▶ [DOCUMENT EXCERPT]

--- Start ---

Well, theoretically one could say "I heard that I can now record two OTA programs at once if I buy a module. So send me one and a DVR that it will fit into.

Regarding the pizza....:sure:


----------



## TulsaOK (Feb 24, 2004)

Stewart Vernon said:


> That's just sad and wrong if true. And I'm NOT doubting you... just crying on the inside at the possibility of it being real policy and not just misinformation from a CSR.


I played CSR roulette and was told three times that I could not upgrade my 722 to a 722k. That sucks because the "trick plays" always function properly when it's OTA. Also, I would like to have the ability to record four programs simultaneously. One CSR told me that the 722k with the OTA module would only allow me to record one program and watch a recorded program at the same time. I gave up as this was the third one I had talked to and it was going from bad to "huh?".


----------



## olguy (Jan 9, 2006)

Kent Taylor said:


> I played CSR roulette and was told three times that I could not upgrade my 722 to a 722k. That sucks because the "trick plays" always function properly when it's OTA. Also, I would like to have the ability to record four programs simultaneously. One CSR told me that the 722k with the OTA module would only allow me to record one program and watch a recorded program at the same time. I gave up as this was the third one I had talked to and it was going from bad to "huh?".


Well, I was determined to upgrade. So I added a 922  And even though I had doubts for a long while about the 922 I am very pleased with it. And glad I did it. The 622s are still active, just not as active . But with 4 OTA tuners and 6 sat tuners in the house I can watch me some television :lol:


----------



## SaltiDawg (Aug 30, 2004)

Kent Taylor said:


> I played CSR roulette and was told three times that I could not upgrade my 722 to a 722k. ... .


And once again, I would point out that I was able to upgrade a 622 to a 722*k* with free OTA Module in exchange for a new 2-year commitment. The OTA module was packed inside the shipping box.


----------



## TulsaOK (Feb 24, 2004)

SaltiDawg said:


> And once again, I would point out that I was able to upgrade a 622 to a 722*k* with free OTA Module in exchange for a new 2-year commitment. The OTA module was packed inside the shipping box.


Not doubting you. Maybe I'll give it another go.


----------



## SaltiDawg (Aug 30, 2004)

Kent Taylor said:


> Not doubting you. Maybe I'll give it another go.


Kent,

My upgrade was *last* July.


----------



## Jim148 (Jun 22, 2004)

I just tried that very thing with "YLW" and she told me that there is no way to guarantee which receiver I would get. That is one of the reasons I was hoping that the 622 was phased out. I figure if the 622 is out of the picture, then I either get a 722 or 722k.

One other thought. If I call and request a replacement, but they show up with a 622 and I refuse and hold out for a 722 or 722k, do I get dinged for a service call if I refuse? Maybe I should try a local DISH affiliate. I thought I had read that I might have better luck with them.


----------



## Stewart Vernon (Jan 7, 2005)

--- End ---

▶ [PROBLEM STATEMENT] Return the passage of the DVR upgrade thread word for word, starting with "My upgrade was" and going on through "luck with them.". This material has no connection to the DVR upgrade thread.

▶ [INFORMATION SUPPLIED]
--- Start ---

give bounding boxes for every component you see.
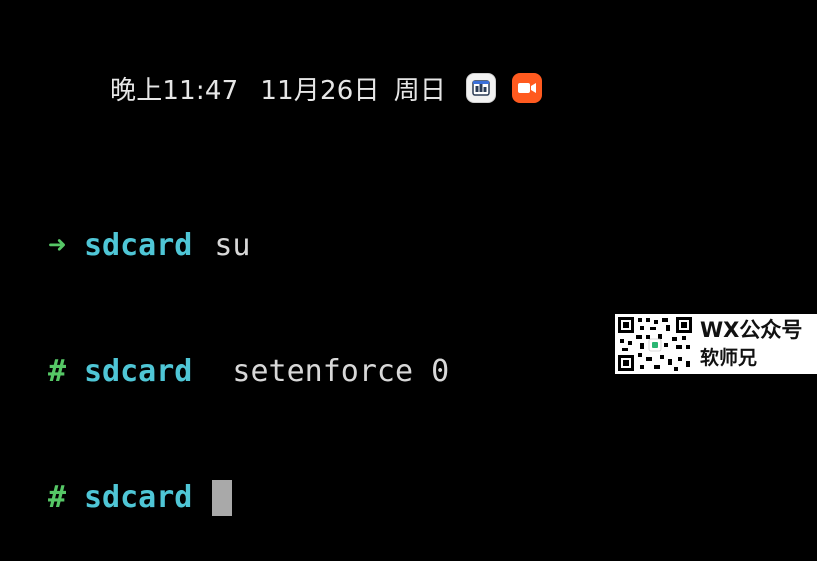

--- End ---

▶ [TASK OUTPUT]
My upgrade was *last* July.


----------



## Jim148 (Jun 22, 2004)

I just tried that very thing with "YLW" and she told me that there is no way to guarantee which receiver I would get. That is one of the reasons I was hoping that the 622 was phased out. I figure if the 622 is out of the picture, then I either get a 722 or 722k.

One other thought. If I call and request a replacement, but they show up with a 622 and I refuse and hold out for a 722 or 722k, do I get dinged for a service call if I refuse? Maybe I should try a local DISH affiliate. I thought I had read that I might have better luck with them.